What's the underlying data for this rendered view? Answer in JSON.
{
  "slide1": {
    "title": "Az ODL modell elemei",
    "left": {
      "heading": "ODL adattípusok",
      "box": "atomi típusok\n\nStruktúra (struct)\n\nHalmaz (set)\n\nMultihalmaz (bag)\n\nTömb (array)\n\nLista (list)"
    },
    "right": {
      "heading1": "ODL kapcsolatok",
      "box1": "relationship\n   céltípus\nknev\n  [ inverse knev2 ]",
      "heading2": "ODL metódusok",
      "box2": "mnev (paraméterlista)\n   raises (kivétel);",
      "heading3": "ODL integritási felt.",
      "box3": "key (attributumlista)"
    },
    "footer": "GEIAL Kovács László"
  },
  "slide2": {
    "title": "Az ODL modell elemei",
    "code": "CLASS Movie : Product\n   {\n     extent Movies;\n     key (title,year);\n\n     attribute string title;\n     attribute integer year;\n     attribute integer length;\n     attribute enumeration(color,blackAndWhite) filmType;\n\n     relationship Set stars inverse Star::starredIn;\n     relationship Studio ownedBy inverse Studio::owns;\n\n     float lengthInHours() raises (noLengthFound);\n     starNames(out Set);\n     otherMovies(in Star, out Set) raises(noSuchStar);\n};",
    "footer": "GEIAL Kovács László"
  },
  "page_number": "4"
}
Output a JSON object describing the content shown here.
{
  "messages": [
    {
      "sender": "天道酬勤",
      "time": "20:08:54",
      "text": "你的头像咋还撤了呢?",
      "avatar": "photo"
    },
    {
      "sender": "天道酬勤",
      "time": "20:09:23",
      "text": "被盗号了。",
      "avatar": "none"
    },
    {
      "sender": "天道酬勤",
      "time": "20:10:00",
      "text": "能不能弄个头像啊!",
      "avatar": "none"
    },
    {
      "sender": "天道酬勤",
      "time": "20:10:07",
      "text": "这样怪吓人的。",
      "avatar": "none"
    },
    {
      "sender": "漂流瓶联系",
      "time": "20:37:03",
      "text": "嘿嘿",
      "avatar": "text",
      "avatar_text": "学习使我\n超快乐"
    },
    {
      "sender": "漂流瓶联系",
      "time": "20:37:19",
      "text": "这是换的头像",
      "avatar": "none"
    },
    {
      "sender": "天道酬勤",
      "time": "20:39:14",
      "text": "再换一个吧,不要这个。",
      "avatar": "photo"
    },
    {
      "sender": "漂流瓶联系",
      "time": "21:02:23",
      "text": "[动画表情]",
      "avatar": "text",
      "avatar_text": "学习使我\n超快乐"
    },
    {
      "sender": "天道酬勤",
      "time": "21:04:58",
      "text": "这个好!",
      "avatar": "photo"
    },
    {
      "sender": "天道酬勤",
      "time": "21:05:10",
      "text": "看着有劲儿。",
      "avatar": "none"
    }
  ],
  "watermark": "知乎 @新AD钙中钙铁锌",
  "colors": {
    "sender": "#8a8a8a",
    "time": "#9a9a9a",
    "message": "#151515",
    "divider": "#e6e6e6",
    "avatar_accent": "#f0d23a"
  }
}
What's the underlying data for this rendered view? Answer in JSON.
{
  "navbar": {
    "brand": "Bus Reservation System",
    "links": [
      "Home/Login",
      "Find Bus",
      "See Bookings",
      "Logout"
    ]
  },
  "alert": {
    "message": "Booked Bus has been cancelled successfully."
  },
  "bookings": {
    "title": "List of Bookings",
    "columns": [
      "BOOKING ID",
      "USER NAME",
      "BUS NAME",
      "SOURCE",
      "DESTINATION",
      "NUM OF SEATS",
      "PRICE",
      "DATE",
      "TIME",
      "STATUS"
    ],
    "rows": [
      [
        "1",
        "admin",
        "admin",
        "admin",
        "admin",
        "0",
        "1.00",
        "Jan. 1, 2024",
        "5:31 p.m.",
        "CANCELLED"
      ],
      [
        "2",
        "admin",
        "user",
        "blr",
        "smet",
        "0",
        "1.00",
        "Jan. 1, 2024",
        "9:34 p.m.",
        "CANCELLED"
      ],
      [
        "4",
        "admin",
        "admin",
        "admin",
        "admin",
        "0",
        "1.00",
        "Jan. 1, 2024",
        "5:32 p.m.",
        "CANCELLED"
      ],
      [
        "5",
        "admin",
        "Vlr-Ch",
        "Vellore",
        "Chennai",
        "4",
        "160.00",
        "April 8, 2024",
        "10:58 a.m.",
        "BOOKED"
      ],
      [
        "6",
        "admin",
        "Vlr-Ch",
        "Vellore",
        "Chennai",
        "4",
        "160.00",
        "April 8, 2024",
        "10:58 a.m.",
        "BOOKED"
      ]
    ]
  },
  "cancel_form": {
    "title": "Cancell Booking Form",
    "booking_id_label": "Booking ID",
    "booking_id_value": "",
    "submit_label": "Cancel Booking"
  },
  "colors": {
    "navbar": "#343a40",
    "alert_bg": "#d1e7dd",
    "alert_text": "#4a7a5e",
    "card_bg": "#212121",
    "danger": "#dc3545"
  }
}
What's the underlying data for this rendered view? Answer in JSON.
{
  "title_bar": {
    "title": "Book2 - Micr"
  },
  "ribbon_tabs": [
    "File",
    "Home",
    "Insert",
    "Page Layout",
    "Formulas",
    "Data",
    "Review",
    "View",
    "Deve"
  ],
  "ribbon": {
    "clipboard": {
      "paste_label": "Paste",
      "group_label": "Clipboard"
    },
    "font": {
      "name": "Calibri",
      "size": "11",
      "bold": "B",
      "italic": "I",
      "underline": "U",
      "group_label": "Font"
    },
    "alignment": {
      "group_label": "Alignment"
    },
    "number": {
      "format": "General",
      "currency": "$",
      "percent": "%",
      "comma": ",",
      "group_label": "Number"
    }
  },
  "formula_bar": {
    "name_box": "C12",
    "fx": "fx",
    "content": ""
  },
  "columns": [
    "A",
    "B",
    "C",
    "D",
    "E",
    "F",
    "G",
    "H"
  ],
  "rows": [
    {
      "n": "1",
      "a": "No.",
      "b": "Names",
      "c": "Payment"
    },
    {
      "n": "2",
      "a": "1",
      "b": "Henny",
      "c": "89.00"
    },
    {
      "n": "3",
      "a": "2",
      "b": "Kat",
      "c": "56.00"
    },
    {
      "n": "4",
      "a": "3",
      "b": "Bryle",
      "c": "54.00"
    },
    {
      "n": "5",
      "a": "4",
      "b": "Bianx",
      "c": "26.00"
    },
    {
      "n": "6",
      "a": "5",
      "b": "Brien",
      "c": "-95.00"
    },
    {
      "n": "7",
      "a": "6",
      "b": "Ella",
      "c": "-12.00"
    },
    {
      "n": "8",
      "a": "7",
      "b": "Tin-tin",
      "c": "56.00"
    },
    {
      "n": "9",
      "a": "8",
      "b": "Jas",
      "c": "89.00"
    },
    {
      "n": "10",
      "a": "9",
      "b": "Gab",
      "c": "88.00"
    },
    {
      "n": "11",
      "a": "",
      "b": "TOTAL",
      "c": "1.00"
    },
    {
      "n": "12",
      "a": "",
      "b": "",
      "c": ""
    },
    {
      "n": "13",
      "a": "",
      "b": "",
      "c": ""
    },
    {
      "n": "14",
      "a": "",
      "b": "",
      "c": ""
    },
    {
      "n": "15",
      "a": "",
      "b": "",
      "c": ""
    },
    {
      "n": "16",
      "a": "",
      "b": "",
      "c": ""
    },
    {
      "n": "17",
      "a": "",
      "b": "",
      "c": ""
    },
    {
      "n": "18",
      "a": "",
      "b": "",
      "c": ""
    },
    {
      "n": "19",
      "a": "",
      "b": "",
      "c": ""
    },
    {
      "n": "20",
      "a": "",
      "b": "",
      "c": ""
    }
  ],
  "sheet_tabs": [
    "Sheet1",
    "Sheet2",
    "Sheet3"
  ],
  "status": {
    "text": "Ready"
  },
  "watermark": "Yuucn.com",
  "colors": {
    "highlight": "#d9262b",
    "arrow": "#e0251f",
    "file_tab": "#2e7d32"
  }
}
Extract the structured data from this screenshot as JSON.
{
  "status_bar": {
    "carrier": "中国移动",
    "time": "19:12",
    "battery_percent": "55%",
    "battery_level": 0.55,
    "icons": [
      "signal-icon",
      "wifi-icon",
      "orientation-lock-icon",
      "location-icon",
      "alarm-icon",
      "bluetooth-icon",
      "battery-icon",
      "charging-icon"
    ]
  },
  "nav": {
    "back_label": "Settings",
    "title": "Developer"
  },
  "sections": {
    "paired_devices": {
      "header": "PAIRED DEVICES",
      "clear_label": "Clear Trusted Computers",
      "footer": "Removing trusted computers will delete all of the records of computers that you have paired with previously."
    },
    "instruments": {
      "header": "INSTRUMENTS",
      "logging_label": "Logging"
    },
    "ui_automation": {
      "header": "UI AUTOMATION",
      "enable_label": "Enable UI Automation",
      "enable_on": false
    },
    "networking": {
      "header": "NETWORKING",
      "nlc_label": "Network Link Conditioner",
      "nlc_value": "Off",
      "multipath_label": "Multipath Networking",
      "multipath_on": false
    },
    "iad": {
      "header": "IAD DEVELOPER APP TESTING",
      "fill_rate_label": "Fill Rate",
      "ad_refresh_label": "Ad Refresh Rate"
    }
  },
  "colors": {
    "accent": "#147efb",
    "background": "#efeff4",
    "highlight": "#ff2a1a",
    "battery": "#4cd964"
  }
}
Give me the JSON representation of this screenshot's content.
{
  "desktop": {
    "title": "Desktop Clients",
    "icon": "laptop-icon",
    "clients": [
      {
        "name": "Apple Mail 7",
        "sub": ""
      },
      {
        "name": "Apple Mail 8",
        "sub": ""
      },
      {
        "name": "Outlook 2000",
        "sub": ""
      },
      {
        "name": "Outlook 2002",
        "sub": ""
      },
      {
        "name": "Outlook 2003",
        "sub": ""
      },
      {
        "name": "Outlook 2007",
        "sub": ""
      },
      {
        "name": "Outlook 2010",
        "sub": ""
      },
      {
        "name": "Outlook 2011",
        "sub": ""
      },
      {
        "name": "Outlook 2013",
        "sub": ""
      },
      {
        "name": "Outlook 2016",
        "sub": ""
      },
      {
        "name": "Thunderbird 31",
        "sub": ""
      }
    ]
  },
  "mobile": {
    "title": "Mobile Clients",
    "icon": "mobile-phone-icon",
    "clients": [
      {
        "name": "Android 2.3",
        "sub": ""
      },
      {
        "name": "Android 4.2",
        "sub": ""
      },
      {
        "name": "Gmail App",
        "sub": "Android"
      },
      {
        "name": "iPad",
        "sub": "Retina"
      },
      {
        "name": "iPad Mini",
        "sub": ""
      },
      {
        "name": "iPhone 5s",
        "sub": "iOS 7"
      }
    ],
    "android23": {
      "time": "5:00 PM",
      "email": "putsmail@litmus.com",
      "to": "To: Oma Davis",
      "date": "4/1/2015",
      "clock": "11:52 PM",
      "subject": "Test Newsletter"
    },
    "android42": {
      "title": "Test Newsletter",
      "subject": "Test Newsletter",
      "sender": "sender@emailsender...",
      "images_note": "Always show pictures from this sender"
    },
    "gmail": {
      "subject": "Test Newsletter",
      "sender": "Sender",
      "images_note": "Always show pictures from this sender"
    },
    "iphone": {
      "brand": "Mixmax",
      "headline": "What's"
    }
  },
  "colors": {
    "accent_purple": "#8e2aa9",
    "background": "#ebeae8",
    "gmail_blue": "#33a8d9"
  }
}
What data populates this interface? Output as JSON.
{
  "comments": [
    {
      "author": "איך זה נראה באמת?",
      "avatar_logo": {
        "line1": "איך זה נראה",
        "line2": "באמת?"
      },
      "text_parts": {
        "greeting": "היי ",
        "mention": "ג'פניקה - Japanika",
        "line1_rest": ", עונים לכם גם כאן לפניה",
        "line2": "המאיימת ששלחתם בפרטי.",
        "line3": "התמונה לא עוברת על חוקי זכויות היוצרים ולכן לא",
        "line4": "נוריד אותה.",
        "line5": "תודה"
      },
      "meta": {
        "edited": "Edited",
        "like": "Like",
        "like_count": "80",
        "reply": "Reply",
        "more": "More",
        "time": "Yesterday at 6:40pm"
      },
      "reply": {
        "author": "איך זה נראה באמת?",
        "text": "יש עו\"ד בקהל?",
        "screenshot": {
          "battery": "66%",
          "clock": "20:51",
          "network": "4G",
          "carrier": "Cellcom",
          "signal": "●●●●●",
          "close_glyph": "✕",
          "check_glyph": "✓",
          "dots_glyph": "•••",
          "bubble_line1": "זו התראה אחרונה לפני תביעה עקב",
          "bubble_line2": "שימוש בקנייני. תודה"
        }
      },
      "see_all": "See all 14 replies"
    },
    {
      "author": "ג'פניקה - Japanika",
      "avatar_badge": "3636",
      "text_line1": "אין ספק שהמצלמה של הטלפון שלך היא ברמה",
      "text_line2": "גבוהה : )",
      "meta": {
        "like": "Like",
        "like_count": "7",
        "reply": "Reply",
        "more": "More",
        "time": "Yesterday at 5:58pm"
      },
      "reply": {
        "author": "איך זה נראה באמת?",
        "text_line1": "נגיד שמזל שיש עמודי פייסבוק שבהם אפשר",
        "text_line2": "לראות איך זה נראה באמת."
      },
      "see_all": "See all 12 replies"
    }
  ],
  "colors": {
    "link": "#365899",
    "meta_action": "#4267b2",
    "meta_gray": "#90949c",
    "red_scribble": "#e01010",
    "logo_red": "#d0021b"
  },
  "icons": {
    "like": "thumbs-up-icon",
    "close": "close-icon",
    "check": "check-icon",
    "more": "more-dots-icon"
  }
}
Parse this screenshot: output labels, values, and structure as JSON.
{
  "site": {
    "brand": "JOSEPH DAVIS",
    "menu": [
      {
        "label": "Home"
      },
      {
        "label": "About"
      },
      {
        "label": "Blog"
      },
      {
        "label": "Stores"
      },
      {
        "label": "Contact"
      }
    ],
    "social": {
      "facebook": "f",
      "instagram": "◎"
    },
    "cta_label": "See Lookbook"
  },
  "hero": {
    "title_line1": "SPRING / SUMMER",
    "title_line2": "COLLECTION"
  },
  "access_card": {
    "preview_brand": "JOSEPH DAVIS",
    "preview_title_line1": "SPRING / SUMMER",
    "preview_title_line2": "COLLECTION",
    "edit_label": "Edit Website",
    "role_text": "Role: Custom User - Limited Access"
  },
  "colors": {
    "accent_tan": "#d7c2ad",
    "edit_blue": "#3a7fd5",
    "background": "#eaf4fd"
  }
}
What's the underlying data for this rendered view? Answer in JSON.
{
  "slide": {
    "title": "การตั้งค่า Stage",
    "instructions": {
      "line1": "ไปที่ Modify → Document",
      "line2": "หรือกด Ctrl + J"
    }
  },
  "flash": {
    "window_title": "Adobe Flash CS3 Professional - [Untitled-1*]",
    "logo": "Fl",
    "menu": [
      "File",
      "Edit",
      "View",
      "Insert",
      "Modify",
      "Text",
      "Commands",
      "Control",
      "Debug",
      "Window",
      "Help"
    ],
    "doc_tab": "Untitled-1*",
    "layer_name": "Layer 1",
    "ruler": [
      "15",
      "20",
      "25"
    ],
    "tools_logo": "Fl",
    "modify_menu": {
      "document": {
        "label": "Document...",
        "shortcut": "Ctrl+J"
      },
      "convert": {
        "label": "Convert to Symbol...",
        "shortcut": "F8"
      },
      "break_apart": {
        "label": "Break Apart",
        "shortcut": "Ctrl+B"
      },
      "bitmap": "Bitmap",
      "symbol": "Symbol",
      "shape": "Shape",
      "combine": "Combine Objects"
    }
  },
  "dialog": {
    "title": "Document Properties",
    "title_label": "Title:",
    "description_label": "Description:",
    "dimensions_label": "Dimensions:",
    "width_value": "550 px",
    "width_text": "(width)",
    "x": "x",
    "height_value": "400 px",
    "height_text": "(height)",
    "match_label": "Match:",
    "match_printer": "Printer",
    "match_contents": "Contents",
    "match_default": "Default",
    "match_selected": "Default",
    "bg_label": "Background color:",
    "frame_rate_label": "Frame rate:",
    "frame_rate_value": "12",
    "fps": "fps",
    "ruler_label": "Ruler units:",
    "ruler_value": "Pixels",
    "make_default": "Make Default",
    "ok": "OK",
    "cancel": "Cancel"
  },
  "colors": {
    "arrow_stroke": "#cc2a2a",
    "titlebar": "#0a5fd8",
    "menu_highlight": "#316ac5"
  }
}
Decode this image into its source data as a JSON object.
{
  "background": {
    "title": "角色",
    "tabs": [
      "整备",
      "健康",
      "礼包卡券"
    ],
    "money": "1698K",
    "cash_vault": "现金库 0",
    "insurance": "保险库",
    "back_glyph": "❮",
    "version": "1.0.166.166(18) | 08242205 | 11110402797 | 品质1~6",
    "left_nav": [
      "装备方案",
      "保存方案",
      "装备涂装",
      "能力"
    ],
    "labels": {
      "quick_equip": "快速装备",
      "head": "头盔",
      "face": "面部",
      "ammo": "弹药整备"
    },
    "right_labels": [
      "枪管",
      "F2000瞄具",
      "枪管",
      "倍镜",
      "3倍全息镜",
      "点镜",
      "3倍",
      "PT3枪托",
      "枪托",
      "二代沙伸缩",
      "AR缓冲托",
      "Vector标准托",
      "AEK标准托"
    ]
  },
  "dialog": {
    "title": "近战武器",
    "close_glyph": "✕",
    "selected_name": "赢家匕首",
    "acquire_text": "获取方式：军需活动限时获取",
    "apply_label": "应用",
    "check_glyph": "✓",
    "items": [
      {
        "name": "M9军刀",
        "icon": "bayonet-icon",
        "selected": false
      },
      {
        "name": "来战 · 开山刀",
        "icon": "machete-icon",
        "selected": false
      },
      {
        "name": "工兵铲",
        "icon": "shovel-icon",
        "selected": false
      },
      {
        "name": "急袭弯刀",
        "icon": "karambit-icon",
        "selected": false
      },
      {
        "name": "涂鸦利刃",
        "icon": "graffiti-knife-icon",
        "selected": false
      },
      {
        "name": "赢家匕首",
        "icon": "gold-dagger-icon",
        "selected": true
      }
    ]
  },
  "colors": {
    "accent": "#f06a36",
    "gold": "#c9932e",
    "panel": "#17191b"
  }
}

☆ ☆ ☆ ☆ ☆ ☆ ☆

- EXERCISE TASK -
Pull every line containing "relationship" out of the data above.

- THE COMPLETED TASK -
      "box1": "relationship\n   céltípus\nknev\n  [ inverse knev2 ]",
    "code": "CLASS Movie : Product\n   {\n     extent Movies;\n     key (title,year);\n\n     attribute string title;\n     attribute integer year;\n     attribute integer length;\n     attribute enumeration(color,blackAndWhite) filmType;\n\n     relationship Set stars inverse Star::starredIn;\n     relationship Studio ownedBy inverse Studio::owns;\n\n     float lengthInHours() raises (noLengthFound);\n     starNames(out Set);\n     otherMovies(in Star, out Set) raises(noSuchStar);\n};",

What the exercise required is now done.